[What to do]: Locate all lines in the data below that hold "time" and show them.

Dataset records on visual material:

** Start **

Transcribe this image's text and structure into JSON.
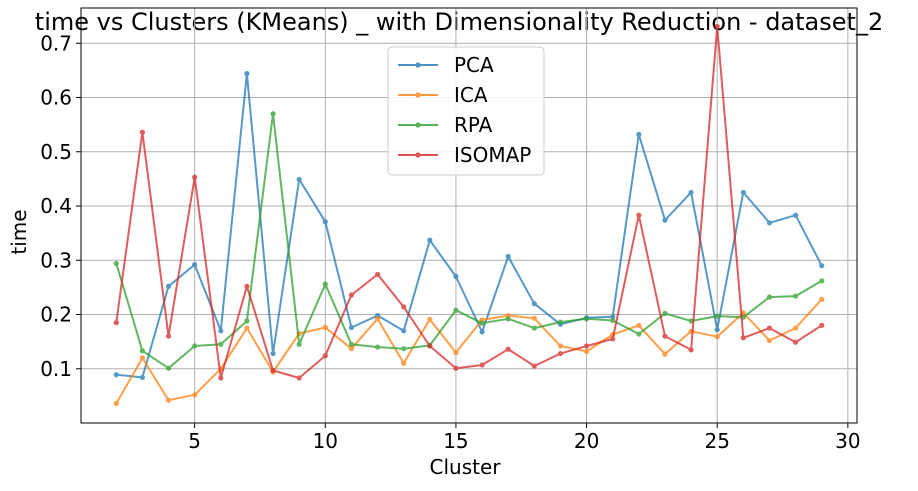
{
  "chart_data": {
    "type": "line",
    "title": "time vs Clusters (KMeans) _ with Dimensionality Reduction - dataset_2",
    "xlabel": "Cluster",
    "ylabel": "time",
    "xlim": [
      0.65,
      30.35
    ],
    "ylim": [
      0.0,
      0.765
    ],
    "xticks": [
      5,
      10,
      15,
      20,
      25,
      30
    ],
    "yticks": [
      0.1,
      0.2,
      0.3,
      0.4,
      0.5,
      0.6,
      0.7
    ],
    "xtick_labels": [
      "5",
      "10",
      "15",
      "20",
      "25",
      "30"
    ],
    "ytick_labels": [
      "0.1",
      "0.2",
      "0.3",
      "0.4",
      "0.5",
      "0.6",
      "0.7"
    ],
    "grid": true,
    "legend_position": "top-center",
    "x": [
      2,
      3,
      4,
      5,
      6,
      7,
      8,
      9,
      10,
      11,
      12,
      13,
      14,
      15,
      16,
      17,
      18,
      19,
      20,
      21,
      22,
      23,
      24,
      25,
      26,
      27,
      28,
      29
    ],
    "series": [
      {
        "name": "PCA",
        "color": "#1f77b4",
        "values": [
          0.089,
          0.084,
          0.252,
          0.292,
          0.17,
          0.644,
          0.128,
          0.449,
          0.371,
          0.176,
          0.198,
          0.17,
          0.337,
          0.27,
          0.168,
          0.307,
          0.22,
          0.182,
          0.194,
          0.196,
          0.532,
          0.374,
          0.425,
          0.172,
          0.425,
          0.369,
          0.383,
          0.29
        ]
      },
      {
        "name": "ICA",
        "color": "#ff7f0e",
        "values": [
          0.036,
          0.12,
          0.042,
          0.052,
          0.1,
          0.175,
          0.094,
          0.165,
          0.176,
          0.137,
          0.192,
          0.11,
          0.191,
          0.13,
          0.19,
          0.198,
          0.193,
          0.142,
          0.132,
          0.163,
          0.18,
          0.127,
          0.169,
          0.159,
          0.203,
          0.152,
          0.175,
          0.228
        ]
      },
      {
        "name": "RPA",
        "color": "#2ca02c",
        "values": [
          0.294,
          0.133,
          0.101,
          0.142,
          0.145,
          0.188,
          0.57,
          0.145,
          0.256,
          0.145,
          0.14,
          0.137,
          0.143,
          0.208,
          0.184,
          0.192,
          0.175,
          0.186,
          0.192,
          0.189,
          0.164,
          0.202,
          0.188,
          0.197,
          0.195,
          0.232,
          0.234,
          0.262
        ]
      },
      {
        "name": "ISOMAP",
        "color": "#d62728",
        "values": [
          0.185,
          0.536,
          0.16,
          0.453,
          0.083,
          0.252,
          0.097,
          0.083,
          0.124,
          0.236,
          0.274,
          0.214,
          0.142,
          0.101,
          0.107,
          0.136,
          0.105,
          0.128,
          0.142,
          0.155,
          0.383,
          0.16,
          0.135,
          0.731,
          0.157,
          0.175,
          0.149,
          0.18
        ]
      }
    ]
  }
}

** End **

[Solution for this task]:
    "title": "time vs Clusters (KMeans) _ with Dimensionality Reduction - dataset_2",
    "ylabel": "time",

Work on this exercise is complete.